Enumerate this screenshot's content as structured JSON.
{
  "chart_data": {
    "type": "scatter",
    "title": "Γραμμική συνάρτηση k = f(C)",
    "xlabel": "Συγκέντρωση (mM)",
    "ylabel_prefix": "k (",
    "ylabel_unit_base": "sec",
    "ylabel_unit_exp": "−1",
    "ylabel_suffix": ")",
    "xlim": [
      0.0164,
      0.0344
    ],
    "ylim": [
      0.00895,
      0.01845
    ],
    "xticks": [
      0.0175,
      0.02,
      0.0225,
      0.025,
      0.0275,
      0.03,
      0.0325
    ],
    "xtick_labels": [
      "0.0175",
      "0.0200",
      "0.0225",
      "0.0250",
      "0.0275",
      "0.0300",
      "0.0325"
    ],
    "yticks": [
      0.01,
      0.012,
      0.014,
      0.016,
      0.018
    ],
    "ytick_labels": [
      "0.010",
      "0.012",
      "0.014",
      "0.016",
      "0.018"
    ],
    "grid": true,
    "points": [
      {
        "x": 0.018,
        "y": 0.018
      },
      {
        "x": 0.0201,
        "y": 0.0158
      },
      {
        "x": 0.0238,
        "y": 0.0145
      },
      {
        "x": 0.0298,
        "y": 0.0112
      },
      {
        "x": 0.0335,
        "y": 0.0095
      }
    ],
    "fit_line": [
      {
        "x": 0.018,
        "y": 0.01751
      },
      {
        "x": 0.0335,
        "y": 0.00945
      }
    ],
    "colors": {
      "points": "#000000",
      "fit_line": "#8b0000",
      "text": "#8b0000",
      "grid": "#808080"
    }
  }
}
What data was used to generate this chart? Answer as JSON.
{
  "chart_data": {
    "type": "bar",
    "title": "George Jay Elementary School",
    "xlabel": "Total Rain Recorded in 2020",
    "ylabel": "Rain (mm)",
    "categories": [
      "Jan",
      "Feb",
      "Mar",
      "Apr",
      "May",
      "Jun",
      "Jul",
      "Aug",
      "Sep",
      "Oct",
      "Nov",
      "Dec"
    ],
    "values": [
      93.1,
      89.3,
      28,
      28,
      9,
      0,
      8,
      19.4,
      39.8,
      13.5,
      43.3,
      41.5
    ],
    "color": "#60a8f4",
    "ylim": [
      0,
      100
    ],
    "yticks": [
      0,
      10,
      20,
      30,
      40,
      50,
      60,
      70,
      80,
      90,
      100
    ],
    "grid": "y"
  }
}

PROBLEM DETAILS:
Examine the entries and report how many of their lines contain the string "title", giving no more than the number.

TASK OUTPUT:
2